— Start DATA IN THIS EXERCISE —
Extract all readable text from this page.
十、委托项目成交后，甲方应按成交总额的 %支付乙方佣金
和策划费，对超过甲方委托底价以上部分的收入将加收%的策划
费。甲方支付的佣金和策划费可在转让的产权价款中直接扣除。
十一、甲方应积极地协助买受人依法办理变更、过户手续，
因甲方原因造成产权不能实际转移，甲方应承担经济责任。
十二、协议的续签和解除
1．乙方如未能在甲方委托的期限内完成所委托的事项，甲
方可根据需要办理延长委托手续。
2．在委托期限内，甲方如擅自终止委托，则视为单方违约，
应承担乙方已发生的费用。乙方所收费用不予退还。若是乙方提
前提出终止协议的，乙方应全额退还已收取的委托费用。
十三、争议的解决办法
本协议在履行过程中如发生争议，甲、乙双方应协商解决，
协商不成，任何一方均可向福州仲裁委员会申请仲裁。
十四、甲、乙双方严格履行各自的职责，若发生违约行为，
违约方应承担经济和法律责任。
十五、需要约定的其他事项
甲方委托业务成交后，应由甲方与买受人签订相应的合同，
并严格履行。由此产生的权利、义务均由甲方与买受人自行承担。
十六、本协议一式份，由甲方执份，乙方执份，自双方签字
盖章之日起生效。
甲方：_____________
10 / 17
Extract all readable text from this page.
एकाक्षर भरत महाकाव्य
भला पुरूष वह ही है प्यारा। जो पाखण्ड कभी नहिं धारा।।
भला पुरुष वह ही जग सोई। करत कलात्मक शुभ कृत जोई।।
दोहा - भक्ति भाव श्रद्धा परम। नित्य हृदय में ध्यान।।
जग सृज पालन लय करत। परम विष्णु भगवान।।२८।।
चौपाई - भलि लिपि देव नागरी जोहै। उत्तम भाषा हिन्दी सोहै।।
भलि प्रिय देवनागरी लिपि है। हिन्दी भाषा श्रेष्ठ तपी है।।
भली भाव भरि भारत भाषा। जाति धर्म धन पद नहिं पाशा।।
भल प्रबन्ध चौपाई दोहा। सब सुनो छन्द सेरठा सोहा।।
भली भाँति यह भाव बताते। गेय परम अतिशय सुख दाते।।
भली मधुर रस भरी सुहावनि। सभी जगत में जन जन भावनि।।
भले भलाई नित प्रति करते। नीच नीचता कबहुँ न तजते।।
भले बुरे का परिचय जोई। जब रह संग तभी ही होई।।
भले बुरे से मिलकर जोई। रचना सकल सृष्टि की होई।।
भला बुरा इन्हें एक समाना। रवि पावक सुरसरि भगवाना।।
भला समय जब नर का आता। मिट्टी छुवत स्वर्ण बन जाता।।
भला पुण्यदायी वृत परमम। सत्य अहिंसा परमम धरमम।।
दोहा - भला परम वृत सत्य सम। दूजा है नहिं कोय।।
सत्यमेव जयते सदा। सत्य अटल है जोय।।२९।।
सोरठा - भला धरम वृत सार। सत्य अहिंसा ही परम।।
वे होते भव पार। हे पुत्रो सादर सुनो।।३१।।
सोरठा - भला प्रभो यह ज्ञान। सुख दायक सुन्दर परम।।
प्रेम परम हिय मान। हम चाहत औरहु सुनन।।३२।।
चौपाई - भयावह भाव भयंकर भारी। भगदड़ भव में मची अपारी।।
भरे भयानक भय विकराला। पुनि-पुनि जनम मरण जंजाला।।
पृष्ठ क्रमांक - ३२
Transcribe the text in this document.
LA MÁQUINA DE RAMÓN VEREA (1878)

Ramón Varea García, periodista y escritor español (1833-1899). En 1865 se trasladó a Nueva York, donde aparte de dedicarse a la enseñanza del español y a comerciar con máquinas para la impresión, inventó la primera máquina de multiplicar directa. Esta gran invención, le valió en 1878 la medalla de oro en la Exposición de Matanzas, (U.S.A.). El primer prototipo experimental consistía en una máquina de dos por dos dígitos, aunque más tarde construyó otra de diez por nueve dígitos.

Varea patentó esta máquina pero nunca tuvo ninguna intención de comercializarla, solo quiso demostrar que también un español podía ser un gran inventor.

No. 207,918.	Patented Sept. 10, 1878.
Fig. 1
— End DATA IN THIS EXERCISE —
» **WRITTEN PROBLEM**
Your task is to output exactly the lines running from the one with "Transcribe the text in this document." through the final line of the material above, with both ends included.

» **FULL ANSWER**
Transcribe the text in this document.
LA MÁQUINA DE RAMÓN VEREA (1878)

Ramón Varea García, periodista y escritor español (1833-1899). En 1865 se trasladó a Nueva York, donde aparte de dedicarse a la enseñanza del español y a comerciar con máquinas para la impresión, inventó la primera máquina de multiplicar directa. Esta gran invención, le valió en 1878 la medalla de oro en la Exposición de Matanzas, (U.S.A.). El primer prototipo experimental consistía en una máquina de dos por dos dígitos, aunque más tarde construyó otra de diez por nueve dígitos.

Varea patentó esta máquina pero nunca tuvo ninguna intención de comercializarla, solo quiso demostrar que también un español podía ser un gran inventor.

No. 207,918.	Patented Sept. 10, 1878.
Fig. 1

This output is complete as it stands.